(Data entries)
________________________________________
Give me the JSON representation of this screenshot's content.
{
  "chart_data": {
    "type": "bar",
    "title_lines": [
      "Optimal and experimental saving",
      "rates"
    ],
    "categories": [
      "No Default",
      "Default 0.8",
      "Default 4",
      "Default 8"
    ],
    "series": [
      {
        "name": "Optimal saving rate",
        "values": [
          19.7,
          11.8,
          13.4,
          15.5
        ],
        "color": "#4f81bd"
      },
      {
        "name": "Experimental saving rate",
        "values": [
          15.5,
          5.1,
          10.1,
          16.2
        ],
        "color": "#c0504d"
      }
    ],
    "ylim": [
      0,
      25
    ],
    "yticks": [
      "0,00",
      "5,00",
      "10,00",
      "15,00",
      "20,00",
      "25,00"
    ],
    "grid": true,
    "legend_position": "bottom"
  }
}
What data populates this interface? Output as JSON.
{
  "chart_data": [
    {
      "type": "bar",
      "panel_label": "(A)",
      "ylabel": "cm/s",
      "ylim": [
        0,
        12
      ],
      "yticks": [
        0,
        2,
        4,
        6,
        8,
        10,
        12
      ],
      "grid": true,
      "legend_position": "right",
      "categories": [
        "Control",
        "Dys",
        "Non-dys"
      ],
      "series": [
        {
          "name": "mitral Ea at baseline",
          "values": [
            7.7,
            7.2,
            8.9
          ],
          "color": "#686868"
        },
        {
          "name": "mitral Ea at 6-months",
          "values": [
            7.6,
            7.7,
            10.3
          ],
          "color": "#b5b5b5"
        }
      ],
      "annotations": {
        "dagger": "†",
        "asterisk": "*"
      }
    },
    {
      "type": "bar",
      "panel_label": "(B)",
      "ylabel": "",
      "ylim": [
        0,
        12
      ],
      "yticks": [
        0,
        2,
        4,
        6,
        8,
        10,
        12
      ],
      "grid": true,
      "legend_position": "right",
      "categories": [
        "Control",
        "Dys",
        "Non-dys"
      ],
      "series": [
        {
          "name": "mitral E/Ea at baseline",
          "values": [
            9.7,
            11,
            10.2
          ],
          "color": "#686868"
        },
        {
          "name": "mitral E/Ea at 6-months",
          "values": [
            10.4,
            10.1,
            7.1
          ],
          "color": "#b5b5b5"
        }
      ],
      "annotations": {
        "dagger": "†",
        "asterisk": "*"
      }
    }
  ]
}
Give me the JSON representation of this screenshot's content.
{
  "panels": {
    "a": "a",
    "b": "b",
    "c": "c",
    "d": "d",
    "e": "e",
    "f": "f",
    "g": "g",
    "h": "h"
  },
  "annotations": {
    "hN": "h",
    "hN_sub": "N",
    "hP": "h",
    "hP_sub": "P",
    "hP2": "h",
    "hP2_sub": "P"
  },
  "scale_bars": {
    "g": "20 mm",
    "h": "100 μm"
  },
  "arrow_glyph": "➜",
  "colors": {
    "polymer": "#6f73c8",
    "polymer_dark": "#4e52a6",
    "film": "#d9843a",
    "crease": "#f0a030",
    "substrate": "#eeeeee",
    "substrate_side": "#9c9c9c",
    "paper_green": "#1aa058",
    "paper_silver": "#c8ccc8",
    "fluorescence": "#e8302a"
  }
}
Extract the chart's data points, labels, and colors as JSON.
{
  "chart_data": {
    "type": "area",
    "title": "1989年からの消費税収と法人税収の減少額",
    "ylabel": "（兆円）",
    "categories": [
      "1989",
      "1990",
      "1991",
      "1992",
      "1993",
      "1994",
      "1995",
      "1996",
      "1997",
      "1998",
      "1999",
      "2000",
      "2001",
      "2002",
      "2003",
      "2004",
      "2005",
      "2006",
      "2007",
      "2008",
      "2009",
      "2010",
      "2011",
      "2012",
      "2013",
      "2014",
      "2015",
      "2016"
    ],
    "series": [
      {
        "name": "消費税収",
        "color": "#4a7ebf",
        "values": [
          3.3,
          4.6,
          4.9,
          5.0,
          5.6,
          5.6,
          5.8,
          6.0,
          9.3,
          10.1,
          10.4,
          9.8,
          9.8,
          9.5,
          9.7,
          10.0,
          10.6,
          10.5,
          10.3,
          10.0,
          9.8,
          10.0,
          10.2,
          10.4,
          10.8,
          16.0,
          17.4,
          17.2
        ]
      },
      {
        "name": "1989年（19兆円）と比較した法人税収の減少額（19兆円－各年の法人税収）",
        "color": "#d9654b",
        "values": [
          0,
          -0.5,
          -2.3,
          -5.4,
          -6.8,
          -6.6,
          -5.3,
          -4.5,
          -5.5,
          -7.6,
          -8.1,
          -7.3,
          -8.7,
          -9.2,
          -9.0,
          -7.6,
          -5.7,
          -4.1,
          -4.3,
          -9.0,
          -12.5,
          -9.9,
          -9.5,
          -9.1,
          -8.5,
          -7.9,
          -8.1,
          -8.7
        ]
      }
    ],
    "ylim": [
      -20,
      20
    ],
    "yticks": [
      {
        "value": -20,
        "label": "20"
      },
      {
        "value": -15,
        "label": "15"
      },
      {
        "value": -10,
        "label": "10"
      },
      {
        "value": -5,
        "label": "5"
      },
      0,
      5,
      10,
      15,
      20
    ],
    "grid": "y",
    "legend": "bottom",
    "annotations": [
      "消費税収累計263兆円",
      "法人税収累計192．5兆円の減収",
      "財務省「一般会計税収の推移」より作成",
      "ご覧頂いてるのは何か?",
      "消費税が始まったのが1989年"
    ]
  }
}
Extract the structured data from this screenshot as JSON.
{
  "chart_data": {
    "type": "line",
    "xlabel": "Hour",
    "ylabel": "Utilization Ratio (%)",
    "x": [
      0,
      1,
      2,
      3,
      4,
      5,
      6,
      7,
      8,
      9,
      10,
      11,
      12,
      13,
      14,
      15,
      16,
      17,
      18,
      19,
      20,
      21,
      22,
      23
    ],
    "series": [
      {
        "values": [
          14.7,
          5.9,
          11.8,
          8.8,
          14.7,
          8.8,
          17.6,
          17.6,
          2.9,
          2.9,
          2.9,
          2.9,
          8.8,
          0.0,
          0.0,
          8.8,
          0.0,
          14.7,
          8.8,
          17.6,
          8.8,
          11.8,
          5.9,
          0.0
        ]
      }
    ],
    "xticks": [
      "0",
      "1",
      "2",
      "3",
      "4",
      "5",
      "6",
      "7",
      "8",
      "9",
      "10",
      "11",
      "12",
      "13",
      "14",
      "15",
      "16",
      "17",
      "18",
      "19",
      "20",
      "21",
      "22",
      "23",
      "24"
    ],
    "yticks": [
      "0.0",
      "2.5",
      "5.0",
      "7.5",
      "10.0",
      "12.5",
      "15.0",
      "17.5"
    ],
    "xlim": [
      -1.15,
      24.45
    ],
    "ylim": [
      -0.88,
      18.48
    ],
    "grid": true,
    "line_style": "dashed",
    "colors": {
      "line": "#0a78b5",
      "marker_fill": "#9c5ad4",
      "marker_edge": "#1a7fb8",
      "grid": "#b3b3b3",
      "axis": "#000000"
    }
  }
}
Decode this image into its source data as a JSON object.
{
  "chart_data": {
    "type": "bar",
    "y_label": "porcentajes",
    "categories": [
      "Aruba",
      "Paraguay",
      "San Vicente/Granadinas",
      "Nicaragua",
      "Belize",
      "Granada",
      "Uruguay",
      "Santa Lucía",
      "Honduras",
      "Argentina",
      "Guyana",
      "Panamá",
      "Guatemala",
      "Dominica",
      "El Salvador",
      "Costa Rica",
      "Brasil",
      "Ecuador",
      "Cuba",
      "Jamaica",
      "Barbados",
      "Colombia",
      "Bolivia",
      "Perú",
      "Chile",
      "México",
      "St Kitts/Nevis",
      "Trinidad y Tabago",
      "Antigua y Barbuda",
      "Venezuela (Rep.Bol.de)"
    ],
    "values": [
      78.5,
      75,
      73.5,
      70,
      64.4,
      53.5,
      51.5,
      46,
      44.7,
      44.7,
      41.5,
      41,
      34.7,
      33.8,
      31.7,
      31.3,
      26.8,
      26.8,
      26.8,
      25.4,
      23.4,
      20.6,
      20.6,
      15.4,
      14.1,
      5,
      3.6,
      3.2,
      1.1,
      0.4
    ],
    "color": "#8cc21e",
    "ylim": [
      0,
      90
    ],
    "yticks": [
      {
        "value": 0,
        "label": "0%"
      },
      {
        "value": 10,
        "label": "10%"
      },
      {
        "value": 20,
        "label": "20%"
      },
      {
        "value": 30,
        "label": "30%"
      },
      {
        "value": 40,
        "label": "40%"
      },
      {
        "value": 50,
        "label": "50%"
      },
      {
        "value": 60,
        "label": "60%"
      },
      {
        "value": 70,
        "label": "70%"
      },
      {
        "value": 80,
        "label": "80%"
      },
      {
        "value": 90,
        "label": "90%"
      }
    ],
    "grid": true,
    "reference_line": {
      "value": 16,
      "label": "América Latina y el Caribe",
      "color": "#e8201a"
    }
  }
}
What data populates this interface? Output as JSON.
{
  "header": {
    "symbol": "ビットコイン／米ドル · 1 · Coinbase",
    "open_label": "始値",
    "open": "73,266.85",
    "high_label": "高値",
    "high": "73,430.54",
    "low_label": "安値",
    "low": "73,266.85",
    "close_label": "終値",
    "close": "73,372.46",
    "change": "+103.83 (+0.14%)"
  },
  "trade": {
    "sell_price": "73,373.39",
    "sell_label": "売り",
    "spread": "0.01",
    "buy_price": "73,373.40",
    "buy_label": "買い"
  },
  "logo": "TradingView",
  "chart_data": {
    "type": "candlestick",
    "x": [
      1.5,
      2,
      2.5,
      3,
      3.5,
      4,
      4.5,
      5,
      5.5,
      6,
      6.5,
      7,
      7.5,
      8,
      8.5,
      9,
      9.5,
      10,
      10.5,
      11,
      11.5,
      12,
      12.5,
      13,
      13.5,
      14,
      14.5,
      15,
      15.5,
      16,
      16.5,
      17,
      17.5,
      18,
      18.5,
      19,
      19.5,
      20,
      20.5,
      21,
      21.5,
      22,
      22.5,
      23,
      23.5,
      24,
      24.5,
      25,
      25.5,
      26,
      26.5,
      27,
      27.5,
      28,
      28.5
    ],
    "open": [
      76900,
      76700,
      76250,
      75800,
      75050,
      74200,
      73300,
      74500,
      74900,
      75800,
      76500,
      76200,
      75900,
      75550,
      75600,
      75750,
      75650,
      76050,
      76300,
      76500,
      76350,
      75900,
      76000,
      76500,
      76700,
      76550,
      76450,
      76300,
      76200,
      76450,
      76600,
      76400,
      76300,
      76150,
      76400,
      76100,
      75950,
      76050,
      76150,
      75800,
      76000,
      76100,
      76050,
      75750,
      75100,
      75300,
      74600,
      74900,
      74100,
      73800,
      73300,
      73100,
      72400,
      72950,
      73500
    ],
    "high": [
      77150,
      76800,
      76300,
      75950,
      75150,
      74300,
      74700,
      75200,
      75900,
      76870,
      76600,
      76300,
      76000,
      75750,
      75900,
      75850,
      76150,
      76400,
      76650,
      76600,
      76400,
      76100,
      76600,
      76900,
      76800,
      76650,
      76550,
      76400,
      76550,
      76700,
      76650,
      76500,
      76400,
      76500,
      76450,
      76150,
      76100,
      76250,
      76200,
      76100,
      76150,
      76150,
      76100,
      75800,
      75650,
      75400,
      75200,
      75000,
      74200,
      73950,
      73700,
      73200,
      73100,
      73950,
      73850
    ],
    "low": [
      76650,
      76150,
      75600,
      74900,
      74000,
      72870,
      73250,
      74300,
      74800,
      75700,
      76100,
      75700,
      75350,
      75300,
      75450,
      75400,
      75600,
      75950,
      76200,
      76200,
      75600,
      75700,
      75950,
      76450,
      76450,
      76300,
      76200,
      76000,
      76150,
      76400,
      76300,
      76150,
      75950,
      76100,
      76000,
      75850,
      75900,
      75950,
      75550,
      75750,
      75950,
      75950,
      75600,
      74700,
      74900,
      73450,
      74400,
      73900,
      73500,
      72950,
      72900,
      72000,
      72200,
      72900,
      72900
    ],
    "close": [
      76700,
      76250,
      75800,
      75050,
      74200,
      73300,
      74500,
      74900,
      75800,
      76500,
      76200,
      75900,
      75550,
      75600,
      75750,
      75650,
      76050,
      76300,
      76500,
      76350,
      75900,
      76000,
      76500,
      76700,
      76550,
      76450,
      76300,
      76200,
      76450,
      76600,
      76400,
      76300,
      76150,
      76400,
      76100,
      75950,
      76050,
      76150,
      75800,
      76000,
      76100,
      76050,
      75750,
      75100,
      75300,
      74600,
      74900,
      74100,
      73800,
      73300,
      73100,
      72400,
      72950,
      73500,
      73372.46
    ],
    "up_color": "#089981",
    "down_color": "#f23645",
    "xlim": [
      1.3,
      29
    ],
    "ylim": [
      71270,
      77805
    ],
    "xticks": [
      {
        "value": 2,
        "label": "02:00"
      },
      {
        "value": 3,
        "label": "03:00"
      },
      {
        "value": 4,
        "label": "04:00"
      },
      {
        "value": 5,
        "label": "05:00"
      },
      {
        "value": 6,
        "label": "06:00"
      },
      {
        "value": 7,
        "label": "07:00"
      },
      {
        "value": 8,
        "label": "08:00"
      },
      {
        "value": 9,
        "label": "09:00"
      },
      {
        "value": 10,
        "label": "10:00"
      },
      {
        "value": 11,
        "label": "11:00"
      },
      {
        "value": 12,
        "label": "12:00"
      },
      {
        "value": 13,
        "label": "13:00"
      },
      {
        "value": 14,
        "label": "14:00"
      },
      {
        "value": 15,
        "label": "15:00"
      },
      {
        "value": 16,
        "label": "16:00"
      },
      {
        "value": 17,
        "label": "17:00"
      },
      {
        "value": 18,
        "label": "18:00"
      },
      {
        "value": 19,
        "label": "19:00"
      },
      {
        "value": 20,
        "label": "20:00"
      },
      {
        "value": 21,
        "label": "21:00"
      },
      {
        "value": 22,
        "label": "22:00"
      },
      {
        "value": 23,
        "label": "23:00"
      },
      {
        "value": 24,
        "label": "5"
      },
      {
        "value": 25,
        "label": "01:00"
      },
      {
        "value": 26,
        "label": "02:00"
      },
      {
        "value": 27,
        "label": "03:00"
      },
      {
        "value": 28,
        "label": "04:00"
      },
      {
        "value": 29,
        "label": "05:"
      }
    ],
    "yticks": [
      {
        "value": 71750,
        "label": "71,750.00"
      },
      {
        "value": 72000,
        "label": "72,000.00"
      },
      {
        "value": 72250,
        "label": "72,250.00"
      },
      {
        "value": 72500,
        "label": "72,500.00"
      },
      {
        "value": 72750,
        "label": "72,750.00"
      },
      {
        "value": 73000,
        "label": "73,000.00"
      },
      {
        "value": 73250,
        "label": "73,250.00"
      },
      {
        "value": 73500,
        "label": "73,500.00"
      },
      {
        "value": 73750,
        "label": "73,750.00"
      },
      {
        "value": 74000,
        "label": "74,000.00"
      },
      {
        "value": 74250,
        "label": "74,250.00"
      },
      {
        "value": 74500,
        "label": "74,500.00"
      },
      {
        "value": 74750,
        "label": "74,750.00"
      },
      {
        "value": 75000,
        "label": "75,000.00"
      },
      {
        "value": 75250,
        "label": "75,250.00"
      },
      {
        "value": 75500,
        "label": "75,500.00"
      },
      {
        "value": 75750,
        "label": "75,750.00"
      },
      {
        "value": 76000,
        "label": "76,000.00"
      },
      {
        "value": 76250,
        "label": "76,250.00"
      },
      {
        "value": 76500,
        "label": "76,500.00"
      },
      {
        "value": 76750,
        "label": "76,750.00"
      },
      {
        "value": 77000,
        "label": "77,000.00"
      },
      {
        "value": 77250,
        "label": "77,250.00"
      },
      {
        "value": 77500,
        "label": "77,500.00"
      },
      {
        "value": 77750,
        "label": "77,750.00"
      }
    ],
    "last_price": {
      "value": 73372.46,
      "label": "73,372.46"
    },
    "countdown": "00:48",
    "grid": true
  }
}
________________________________________
Stated task —
Lines from the records above that hold "bottom" are the ones to list.

Task result —
    "legend_position": "bottom"
    "legend": "bottom",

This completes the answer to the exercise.